TO DO: Using the records that follow, copy every line containing the word "Bloomberg".

▶

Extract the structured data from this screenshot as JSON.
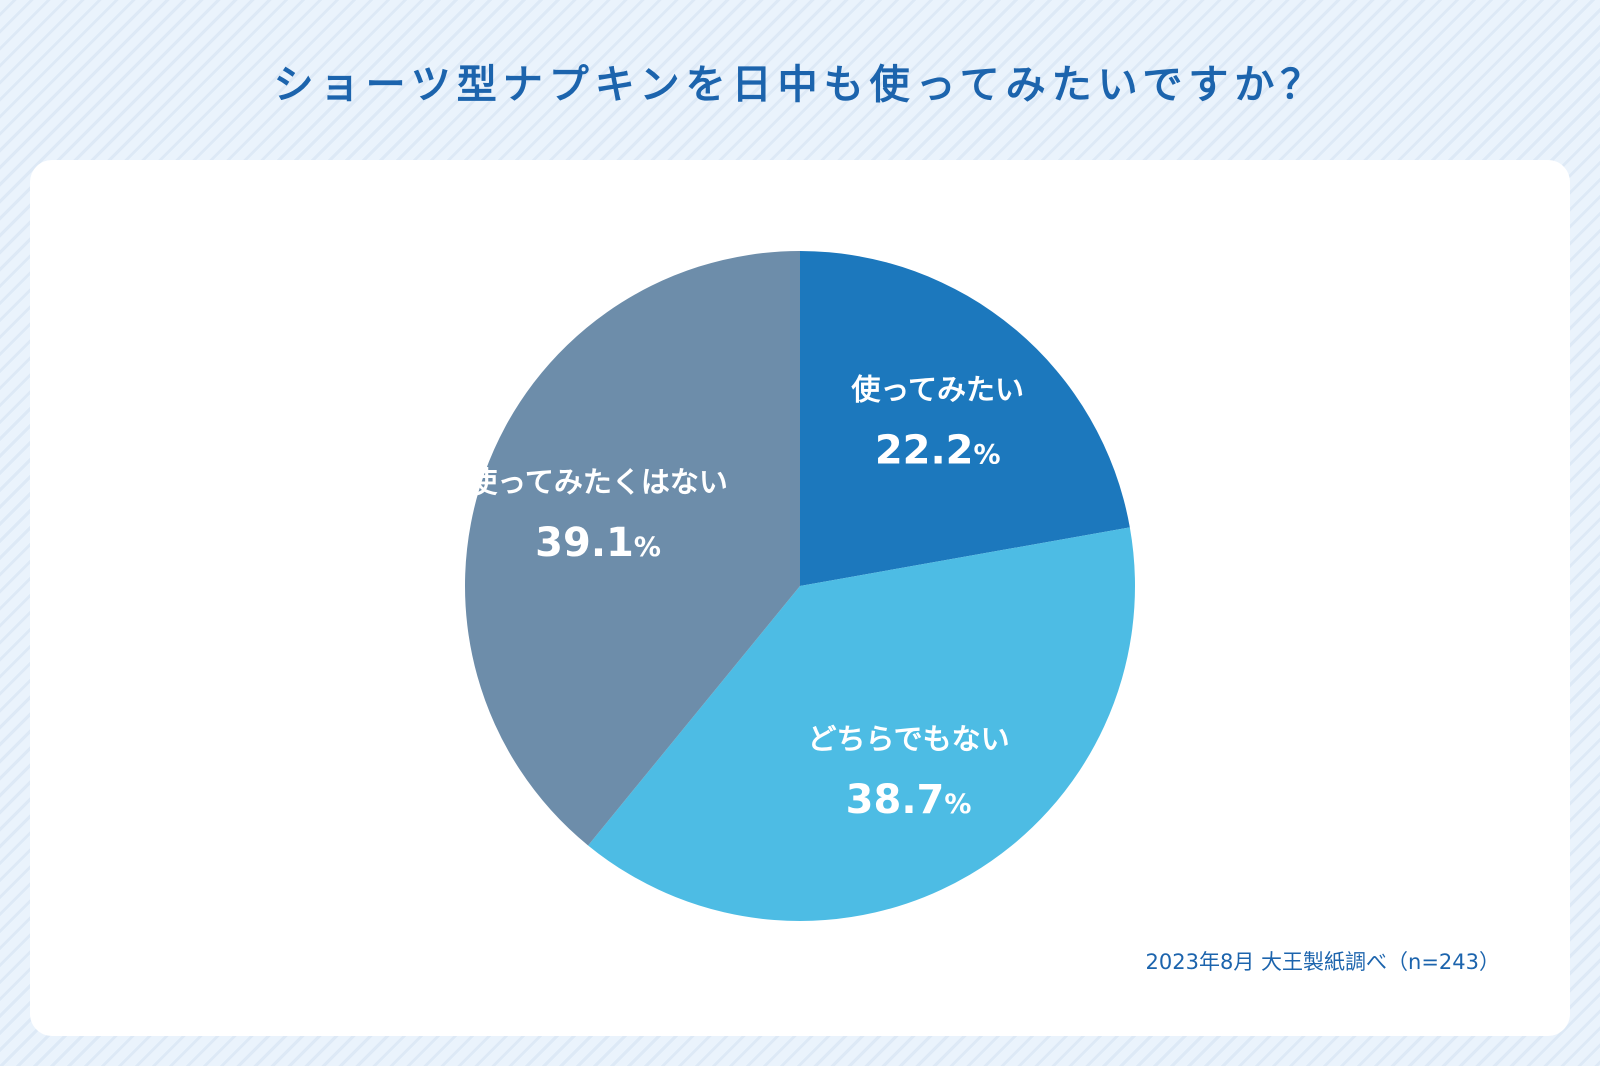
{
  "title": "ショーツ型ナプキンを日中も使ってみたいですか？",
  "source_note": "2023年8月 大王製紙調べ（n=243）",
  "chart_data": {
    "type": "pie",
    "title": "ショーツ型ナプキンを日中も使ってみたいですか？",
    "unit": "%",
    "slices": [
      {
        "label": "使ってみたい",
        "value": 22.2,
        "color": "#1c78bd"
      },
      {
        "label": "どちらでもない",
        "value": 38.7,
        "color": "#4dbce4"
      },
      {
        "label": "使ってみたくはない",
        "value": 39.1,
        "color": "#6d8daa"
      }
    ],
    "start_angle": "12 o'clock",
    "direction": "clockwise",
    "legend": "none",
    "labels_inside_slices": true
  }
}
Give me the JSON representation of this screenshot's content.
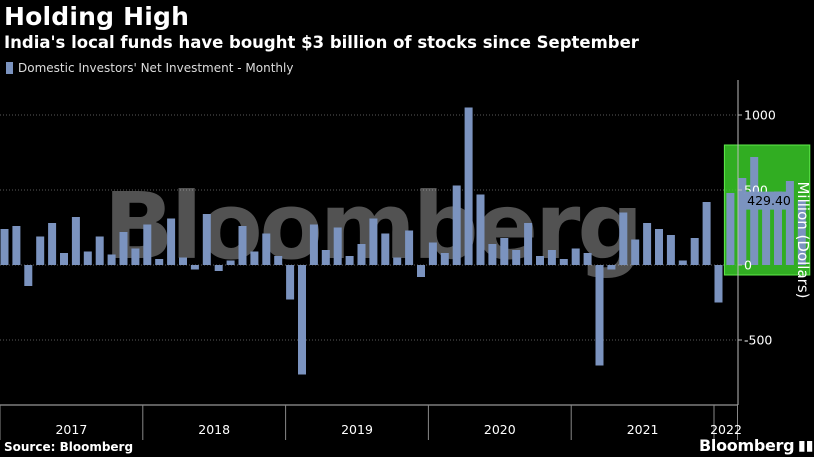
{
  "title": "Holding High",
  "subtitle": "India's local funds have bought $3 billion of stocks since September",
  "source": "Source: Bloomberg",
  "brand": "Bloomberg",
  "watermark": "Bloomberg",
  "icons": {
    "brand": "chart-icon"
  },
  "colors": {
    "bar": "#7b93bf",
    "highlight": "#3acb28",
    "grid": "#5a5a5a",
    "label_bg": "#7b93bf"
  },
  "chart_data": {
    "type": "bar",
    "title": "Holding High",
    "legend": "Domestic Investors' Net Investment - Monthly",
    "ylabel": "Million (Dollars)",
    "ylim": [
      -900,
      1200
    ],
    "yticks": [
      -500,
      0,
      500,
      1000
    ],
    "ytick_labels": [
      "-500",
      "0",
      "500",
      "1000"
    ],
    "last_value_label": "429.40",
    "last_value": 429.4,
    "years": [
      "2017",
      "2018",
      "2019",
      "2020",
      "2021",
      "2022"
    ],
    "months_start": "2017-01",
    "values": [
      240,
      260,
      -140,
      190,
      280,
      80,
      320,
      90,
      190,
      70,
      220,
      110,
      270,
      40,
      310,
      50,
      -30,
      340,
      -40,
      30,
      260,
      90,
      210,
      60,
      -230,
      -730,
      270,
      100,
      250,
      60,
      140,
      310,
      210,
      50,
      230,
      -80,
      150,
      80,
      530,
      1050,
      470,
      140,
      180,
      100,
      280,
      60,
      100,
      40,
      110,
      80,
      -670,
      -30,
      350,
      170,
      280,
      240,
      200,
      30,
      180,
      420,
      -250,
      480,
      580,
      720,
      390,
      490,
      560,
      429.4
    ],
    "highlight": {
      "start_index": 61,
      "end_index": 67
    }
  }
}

◀

COMPLETE OUTPUT:
  "source": "Source: Bloomberg",
  "brand": "Bloomberg",
  "watermark": "Bloomberg",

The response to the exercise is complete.